━━━ Exercise data ━━━

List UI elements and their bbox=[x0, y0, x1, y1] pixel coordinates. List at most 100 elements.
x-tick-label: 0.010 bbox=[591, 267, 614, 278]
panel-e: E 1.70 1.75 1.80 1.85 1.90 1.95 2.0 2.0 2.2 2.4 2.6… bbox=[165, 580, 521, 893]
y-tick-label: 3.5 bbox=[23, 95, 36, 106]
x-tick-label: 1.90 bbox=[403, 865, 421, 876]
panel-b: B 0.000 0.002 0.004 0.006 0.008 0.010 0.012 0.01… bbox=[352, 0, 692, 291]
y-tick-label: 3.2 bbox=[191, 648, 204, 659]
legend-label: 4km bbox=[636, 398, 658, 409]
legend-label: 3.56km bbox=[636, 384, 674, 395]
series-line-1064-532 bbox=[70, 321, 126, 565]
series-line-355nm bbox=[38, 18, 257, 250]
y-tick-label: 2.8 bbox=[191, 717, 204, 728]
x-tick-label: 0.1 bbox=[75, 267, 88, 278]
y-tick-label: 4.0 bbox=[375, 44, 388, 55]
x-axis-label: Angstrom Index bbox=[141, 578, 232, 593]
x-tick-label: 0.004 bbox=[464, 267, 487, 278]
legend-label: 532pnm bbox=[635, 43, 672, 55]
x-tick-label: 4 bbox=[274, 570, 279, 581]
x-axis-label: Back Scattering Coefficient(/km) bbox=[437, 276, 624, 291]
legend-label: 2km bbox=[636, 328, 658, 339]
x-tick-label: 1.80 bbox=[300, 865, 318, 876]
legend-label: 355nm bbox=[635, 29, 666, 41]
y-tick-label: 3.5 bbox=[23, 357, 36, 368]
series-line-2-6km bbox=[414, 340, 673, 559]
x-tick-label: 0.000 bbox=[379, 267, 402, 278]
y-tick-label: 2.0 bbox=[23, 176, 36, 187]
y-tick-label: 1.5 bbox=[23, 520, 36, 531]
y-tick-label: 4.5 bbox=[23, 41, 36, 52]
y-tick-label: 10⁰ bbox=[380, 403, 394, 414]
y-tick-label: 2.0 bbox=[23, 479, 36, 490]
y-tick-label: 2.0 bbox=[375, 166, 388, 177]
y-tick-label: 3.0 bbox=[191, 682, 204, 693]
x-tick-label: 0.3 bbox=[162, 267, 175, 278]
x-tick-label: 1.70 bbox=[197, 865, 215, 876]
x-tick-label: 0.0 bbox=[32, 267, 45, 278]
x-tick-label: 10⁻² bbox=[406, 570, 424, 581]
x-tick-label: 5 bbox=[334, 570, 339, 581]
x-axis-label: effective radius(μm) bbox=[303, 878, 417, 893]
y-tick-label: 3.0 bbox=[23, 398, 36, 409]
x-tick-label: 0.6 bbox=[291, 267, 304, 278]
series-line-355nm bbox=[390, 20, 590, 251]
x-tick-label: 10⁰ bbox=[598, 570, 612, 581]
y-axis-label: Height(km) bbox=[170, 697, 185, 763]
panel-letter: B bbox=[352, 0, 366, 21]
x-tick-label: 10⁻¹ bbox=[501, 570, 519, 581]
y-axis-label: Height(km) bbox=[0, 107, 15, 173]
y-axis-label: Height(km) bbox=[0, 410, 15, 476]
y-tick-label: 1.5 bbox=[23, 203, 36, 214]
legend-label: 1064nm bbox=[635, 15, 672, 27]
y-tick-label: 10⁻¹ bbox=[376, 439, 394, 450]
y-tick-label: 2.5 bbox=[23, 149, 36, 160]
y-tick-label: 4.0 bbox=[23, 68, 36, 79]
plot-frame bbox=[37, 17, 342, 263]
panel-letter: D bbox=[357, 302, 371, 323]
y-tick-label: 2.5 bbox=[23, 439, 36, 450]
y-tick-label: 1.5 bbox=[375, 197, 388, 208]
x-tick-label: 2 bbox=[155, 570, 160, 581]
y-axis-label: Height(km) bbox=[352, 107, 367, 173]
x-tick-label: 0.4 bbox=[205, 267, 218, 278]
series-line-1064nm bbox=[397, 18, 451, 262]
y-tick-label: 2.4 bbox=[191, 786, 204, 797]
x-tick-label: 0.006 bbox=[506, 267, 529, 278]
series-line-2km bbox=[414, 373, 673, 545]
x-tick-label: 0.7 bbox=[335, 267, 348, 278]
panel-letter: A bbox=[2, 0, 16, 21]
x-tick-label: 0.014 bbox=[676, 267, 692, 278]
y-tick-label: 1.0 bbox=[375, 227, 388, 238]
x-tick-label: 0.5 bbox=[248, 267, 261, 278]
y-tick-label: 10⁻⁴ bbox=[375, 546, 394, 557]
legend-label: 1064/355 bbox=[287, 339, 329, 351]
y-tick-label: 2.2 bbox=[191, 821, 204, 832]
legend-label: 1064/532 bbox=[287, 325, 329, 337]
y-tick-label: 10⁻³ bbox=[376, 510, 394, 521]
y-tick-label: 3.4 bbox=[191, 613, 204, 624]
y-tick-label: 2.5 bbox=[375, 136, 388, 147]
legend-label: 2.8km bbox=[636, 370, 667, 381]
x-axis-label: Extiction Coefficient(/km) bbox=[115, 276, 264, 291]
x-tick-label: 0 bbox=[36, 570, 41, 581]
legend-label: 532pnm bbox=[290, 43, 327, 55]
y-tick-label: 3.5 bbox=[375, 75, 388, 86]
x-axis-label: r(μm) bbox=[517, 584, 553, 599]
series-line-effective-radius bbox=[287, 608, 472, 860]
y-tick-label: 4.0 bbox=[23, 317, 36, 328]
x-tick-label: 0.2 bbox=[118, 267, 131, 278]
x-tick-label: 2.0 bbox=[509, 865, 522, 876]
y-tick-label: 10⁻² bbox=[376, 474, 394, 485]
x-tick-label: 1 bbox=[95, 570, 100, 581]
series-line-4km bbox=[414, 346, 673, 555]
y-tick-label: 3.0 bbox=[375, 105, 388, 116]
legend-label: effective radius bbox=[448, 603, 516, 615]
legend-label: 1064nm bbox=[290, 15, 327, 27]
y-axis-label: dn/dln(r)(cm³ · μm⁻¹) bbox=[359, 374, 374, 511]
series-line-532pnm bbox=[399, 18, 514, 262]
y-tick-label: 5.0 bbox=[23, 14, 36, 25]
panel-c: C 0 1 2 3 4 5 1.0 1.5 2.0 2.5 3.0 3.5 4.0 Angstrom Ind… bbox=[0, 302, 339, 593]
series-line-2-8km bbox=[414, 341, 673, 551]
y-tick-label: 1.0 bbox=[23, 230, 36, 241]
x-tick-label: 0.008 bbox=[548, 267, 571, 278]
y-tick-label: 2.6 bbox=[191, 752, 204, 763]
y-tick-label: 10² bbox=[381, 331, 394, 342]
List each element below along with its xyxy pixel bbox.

━━━
━━━ Exercise data ━━━

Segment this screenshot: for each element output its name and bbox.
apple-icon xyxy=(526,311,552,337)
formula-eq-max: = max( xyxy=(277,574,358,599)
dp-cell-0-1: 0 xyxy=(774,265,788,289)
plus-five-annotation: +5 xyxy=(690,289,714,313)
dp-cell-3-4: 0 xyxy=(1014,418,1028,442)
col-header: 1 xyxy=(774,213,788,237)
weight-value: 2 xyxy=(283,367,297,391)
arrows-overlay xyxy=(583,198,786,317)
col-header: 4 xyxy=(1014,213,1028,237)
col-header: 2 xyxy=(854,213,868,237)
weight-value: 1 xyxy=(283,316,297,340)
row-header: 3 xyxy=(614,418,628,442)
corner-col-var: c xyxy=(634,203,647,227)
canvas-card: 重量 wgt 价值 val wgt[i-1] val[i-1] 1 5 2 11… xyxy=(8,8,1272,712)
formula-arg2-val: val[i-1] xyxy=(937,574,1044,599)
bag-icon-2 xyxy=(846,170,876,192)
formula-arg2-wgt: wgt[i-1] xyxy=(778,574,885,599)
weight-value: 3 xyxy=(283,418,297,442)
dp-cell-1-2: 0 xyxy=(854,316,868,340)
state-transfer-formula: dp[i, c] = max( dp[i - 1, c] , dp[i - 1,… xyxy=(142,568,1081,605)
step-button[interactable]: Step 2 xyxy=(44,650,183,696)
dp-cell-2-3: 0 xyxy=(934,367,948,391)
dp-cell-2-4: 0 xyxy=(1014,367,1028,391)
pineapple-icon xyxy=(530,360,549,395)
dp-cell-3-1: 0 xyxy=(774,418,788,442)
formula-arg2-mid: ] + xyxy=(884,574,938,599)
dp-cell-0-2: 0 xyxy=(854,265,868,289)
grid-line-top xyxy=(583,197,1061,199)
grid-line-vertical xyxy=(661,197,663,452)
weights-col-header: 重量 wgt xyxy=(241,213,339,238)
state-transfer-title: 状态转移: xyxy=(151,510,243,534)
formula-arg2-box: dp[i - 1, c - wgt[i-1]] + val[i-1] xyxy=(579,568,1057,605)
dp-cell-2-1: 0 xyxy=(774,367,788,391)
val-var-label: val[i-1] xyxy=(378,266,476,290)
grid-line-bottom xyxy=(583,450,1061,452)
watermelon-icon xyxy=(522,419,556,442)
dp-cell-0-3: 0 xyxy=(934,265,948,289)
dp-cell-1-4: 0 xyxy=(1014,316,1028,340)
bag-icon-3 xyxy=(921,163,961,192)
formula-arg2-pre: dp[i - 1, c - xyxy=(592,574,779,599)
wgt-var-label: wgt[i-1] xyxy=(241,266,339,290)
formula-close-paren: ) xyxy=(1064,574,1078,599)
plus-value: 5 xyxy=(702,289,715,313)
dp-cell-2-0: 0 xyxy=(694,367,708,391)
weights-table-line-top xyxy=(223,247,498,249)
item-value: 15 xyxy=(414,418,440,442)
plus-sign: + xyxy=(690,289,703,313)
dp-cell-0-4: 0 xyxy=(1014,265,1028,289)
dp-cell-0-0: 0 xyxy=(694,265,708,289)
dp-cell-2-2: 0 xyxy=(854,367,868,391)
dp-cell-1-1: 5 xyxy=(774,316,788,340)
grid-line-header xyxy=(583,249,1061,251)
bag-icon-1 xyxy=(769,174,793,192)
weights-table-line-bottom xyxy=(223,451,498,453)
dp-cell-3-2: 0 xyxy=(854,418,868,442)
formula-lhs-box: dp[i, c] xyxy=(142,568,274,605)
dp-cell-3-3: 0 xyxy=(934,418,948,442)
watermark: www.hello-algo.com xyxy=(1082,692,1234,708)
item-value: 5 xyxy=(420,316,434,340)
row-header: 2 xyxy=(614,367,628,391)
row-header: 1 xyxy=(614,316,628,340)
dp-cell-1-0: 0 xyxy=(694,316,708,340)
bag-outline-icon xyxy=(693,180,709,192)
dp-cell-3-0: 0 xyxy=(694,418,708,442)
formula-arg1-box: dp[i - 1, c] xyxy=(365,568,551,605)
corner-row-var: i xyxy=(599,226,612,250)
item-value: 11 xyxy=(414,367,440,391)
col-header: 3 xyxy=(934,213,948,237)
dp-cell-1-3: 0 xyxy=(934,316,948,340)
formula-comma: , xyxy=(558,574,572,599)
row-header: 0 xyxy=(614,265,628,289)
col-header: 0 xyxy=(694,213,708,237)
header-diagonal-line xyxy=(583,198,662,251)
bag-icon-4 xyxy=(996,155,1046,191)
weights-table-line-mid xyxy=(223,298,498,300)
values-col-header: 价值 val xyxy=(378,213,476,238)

━━━
━━━ Exercise data ━━━

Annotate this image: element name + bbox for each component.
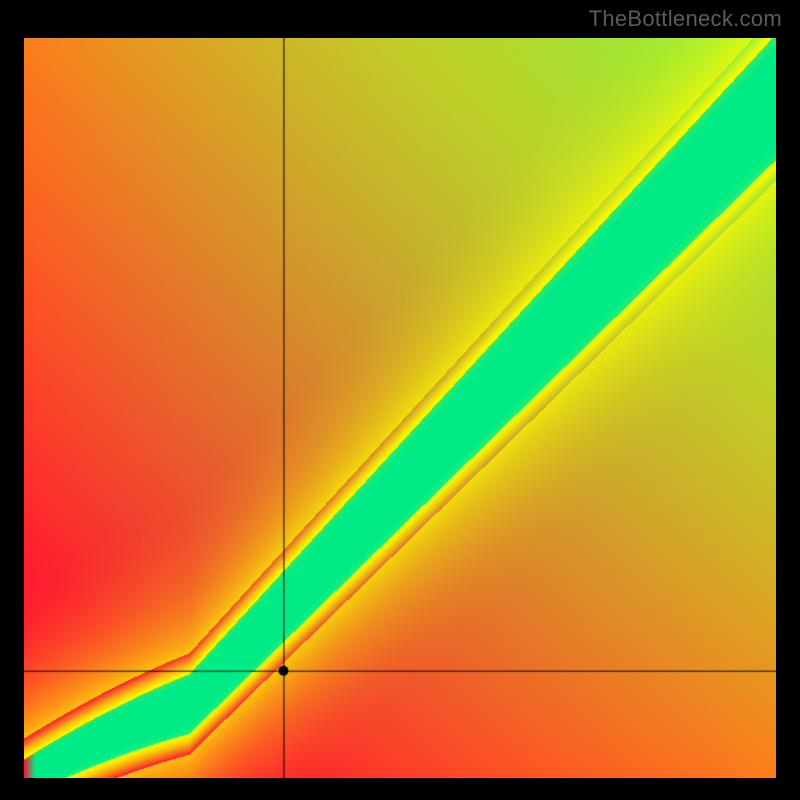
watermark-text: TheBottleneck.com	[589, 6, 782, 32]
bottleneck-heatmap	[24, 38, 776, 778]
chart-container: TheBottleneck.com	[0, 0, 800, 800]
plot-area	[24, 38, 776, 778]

━━━

→ Exercise:
Copy the items above verbatim, from the line with "Segment this screenshot: for" up to and including the line with "canvas-card: 重量 wgt".

→ Answer for the task:
Segment this screenshot: for each element output its name and bbox.
apple-icon xyxy=(526,311,552,337)
formula-eq-max: = max( xyxy=(277,574,358,599)
dp-cell-0-1: 0 xyxy=(774,265,788,289)
plus-five-annotation: +5 xyxy=(690,289,714,313)
dp-cell-3-4: 0 xyxy=(1014,418,1028,442)
col-header: 1 xyxy=(774,213,788,237)
weight-value: 2 xyxy=(283,367,297,391)
arrows-overlay xyxy=(583,198,786,317)
col-header: 4 xyxy=(1014,213,1028,237)
col-header: 2 xyxy=(854,213,868,237)
weight-value: 1 xyxy=(283,316,297,340)
row-header: 3 xyxy=(614,418,628,442)
corner-col-var: c xyxy=(634,203,647,227)
canvas-card: 重量 wgt 价值 val wgt[i-1] val[i-1] 1 5 2 11… xyxy=(8,8,1272,712)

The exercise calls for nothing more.